[Given records]
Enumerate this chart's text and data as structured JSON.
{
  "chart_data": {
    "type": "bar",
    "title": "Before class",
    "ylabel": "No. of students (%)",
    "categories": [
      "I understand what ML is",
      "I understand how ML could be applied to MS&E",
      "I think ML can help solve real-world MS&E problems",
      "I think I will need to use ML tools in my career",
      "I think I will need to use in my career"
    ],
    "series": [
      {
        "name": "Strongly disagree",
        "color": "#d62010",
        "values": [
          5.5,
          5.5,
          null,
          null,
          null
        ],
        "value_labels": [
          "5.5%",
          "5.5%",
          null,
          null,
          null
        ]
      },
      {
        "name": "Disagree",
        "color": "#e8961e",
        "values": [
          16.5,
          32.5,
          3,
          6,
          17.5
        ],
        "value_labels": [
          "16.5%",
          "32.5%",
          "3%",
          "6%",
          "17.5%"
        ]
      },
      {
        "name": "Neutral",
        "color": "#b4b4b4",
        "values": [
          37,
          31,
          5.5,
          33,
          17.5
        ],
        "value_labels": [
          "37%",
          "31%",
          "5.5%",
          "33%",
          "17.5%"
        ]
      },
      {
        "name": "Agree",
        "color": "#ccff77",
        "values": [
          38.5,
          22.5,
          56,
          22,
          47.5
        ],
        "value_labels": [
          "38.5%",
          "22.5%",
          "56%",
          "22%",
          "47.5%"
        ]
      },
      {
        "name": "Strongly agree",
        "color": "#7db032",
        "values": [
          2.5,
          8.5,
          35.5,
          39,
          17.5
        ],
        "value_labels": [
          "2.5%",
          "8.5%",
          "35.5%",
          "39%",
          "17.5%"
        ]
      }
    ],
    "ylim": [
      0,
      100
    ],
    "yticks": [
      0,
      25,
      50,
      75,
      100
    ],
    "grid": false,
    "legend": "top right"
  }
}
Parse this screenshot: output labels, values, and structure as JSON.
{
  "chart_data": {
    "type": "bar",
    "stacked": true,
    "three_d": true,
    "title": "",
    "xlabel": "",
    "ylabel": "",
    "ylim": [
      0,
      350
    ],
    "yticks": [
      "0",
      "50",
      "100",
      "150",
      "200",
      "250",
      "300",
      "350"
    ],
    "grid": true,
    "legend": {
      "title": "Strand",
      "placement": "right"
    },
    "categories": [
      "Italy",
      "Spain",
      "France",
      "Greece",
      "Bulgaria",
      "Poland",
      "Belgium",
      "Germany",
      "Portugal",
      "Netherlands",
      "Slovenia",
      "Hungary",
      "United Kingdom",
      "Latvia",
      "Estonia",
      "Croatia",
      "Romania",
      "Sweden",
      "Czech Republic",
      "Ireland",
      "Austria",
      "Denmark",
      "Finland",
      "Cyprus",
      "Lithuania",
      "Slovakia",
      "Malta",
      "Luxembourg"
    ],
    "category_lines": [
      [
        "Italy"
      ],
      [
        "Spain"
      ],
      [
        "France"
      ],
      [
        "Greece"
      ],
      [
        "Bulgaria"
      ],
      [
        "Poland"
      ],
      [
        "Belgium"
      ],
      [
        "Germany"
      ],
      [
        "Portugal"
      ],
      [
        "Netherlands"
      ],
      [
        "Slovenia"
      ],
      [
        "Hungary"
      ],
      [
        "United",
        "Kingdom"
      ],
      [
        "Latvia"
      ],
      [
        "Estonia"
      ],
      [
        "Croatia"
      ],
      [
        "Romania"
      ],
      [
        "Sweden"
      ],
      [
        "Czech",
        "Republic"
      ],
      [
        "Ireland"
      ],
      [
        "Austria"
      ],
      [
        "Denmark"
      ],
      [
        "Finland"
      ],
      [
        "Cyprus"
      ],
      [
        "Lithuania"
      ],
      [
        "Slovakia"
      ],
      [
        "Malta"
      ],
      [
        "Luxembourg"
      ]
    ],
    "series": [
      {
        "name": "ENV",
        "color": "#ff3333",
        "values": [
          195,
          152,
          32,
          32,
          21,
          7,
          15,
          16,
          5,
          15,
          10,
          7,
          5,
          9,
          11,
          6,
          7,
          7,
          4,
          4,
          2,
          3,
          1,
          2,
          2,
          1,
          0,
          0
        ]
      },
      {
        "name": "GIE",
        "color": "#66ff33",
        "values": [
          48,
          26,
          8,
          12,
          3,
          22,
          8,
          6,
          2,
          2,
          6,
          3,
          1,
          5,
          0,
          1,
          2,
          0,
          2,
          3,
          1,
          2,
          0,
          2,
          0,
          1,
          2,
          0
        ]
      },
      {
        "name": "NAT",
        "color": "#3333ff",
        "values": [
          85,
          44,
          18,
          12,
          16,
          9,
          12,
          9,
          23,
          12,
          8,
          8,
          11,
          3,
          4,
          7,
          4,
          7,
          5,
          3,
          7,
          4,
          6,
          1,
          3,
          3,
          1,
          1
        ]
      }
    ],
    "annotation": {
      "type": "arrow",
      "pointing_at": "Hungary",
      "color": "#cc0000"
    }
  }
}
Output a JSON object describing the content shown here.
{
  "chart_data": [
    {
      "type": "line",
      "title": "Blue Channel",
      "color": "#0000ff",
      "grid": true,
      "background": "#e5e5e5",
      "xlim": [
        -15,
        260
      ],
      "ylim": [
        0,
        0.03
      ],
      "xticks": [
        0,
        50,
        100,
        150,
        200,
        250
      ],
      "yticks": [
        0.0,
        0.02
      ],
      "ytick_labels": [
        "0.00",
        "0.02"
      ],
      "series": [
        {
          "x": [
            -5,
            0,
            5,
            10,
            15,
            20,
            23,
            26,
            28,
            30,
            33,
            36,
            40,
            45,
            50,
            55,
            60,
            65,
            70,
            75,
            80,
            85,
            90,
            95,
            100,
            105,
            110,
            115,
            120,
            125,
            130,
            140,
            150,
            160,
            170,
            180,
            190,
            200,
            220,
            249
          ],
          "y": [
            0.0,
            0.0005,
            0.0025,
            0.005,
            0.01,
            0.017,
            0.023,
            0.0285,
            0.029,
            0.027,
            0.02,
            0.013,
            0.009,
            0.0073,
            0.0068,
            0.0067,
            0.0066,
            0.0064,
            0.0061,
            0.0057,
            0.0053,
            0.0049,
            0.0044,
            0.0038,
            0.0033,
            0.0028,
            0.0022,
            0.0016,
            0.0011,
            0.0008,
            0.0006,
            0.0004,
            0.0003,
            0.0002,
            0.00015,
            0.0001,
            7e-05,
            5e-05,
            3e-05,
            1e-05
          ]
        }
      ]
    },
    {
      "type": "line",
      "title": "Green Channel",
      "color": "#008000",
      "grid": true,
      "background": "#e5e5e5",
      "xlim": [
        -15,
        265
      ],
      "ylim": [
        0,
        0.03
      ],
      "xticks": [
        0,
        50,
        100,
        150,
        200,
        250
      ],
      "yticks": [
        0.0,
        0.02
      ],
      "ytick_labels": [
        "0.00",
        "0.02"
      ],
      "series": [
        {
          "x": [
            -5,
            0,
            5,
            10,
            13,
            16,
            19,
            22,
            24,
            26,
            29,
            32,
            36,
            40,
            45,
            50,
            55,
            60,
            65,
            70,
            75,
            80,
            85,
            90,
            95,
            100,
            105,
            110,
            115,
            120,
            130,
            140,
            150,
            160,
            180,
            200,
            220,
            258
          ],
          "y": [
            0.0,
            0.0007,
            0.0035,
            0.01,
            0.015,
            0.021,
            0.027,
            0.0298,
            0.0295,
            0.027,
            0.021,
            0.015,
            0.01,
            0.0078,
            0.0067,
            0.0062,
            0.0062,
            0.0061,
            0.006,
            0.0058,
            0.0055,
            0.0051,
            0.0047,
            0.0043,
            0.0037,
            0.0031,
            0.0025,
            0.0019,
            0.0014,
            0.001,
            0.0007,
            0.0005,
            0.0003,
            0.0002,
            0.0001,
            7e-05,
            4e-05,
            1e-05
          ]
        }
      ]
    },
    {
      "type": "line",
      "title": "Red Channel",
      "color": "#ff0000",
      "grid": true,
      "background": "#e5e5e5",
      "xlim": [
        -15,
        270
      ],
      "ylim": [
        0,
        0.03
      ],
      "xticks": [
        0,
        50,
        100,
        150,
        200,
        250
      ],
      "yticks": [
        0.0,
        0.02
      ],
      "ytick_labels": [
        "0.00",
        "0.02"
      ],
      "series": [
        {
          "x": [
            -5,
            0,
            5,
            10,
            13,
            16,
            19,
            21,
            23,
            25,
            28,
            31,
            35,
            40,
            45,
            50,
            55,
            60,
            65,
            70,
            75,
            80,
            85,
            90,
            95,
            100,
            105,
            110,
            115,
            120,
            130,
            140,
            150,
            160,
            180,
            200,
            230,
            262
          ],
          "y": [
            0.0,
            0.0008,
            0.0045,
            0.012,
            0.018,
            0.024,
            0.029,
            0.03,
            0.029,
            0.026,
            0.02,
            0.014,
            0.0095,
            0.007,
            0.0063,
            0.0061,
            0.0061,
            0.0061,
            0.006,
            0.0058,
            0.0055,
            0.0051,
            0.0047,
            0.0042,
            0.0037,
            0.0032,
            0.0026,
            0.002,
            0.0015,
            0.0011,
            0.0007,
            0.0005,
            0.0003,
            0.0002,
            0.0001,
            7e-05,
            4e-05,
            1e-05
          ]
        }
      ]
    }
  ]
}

[Exercise aim] Only a number is expected here: the count of lines in the listing that hold the string "title".

[Answer to this task] 6